### Text excerpt
****************

Better: Run bin/jobs as separate service (systemd, Docker, Kamal).
Step-by-Step Migration Runbook
Copy-paste this into your migration plan.
Preparation
- Run job inventory script
- Document all Sidekiq queues and concurrency settings
- List all sidekiq-cron jobs
- Identify jobs with unique/rate-limit requirements
- Review retry and error handling logic
- Plan rollback strategy
- Set up staging environment for testing
Phase 1: Install
# Install Solid Queue
bundle add solid_queue
bin/rails solid_queue:install
# Configure separate database (optional but recommended)
# Edit config/database.yml
# Create database and run migrations
RAILS_ENV=production bin/rails db:create:queue
RAILS_ENV=production bin/rails db:migrate:queue
# Configure worker topology
# Edit config/queue.yml
# Start Solid Queue (separate process)

****************

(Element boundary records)
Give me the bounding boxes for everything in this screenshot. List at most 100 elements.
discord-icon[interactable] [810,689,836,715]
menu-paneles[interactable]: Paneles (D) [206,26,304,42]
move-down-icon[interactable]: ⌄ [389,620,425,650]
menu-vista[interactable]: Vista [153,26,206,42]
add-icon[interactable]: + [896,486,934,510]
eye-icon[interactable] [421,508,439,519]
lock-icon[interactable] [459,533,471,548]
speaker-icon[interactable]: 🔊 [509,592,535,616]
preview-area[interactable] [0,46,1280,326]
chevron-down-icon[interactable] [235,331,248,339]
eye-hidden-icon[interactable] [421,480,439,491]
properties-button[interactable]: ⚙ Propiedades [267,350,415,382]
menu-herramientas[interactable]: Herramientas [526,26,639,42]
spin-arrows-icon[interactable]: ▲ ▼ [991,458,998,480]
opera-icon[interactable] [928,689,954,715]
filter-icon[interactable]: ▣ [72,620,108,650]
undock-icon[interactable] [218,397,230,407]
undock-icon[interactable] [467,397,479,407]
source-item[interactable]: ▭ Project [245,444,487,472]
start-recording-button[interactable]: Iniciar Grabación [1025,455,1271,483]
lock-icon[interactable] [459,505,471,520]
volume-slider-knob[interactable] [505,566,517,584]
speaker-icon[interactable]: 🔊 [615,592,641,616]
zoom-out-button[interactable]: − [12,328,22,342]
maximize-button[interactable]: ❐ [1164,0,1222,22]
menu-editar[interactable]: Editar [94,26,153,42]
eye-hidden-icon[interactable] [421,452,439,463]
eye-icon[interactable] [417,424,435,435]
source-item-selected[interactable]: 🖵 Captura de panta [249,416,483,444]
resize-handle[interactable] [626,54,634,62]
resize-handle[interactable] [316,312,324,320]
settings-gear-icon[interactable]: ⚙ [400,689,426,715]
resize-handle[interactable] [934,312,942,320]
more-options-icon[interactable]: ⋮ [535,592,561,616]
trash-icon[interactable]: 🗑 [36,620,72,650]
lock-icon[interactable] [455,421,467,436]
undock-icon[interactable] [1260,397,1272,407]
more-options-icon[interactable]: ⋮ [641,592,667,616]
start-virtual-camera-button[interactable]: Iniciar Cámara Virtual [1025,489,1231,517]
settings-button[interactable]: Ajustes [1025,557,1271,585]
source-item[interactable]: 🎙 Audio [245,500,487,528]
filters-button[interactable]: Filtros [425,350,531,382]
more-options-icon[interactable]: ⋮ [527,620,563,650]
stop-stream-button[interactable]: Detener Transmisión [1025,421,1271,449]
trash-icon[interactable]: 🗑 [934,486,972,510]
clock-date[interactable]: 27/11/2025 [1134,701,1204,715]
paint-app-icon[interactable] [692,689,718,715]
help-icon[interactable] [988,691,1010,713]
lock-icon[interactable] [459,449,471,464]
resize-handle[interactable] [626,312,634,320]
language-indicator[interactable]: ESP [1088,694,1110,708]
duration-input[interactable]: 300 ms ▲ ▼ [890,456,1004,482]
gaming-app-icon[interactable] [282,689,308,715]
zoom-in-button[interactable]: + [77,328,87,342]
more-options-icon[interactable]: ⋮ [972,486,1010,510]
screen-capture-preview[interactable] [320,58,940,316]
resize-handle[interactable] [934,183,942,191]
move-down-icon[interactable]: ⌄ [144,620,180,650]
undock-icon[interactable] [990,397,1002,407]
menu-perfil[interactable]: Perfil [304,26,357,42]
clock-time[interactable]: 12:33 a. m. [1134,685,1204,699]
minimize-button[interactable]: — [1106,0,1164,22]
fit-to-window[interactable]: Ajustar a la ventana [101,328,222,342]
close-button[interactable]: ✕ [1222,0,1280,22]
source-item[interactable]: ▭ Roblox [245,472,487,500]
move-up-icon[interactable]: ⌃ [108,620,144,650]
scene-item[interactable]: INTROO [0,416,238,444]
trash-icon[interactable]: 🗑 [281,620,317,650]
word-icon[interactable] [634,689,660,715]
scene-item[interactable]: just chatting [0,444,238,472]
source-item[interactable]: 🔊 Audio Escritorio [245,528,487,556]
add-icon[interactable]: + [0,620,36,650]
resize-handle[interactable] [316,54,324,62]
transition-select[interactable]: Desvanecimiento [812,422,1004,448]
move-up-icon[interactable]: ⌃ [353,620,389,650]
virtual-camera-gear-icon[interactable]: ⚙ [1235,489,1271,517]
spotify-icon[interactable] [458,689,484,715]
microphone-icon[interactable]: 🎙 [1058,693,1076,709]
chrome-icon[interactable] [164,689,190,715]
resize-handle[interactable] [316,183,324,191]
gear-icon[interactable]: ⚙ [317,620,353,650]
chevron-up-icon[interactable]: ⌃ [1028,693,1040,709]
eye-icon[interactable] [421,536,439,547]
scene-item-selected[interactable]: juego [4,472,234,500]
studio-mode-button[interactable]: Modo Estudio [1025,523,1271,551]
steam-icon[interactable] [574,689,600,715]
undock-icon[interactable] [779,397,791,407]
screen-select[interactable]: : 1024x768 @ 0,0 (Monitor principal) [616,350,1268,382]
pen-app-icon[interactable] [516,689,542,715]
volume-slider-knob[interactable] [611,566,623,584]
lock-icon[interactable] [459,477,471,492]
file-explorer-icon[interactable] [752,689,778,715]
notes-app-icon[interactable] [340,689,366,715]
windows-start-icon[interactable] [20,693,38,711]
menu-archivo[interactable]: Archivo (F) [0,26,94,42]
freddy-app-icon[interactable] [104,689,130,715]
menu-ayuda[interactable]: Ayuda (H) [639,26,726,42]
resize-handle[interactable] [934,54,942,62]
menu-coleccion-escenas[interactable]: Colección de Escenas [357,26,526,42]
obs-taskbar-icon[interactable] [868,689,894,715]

****************

### Exercise instructions
(a) In the Solid Queue migration runbook, which file does one edit to configure worker topology?
(b) Carry on the Solid Queue migration runbook from the point where it stops.

### Task-by-task outputs
(a) config/queue.yml

(b)
bin/jobs
Verify:
# Check Solid Queue is running
ps aux | grep solid_queue
# Check database
rails console
SolidQueue::Job.count # Should be 0
Phase 2: Migrate Low-Risk Jobs
Pick 2-3 non-critical jobs:
# app/jobs/cleanup_job.rb
class CleanupJob < ApplicationJob
self.queue_adapter = :solid_queue # Add this line
queue_as :low_priority
def perform
# Existing logic
end
end
Deploy and verify:
# Enqueue test job
CleanupJob.perform_later
# Check Mission Control
# Visit /jobs and verify job appears
Monitor for a week or two:
- Check error rates
- Verify jobs complete successfully
- Compare performance with Sidekiq
Phase 3: Align Retry Semantics
Add explicit retry configuration:
# app/jobs/application_job.rb
class ApplicationJob < ActiveJob::Base
# Match Sidekiq behavior
retry_on StandardError,
wait: :exponentially_longer,
attempts: 25
discard_on ActiveJob::DeserializationError
discard_on ActiveRecord::RecordNotFound
# Add logging and error reporting
rescue_from(StandardError) do |exception|
Rails.error.report(exception, handled: true, context: {
job_class: self.class.name,
job_id: job_id,
arguments: arguments
})
raise
end
end
Test failure scenarios:
# Create job that fails
class TestFailureJob < ApplicationJob
self.queue_adapter = :solid_queue
def perform
raise "Test error"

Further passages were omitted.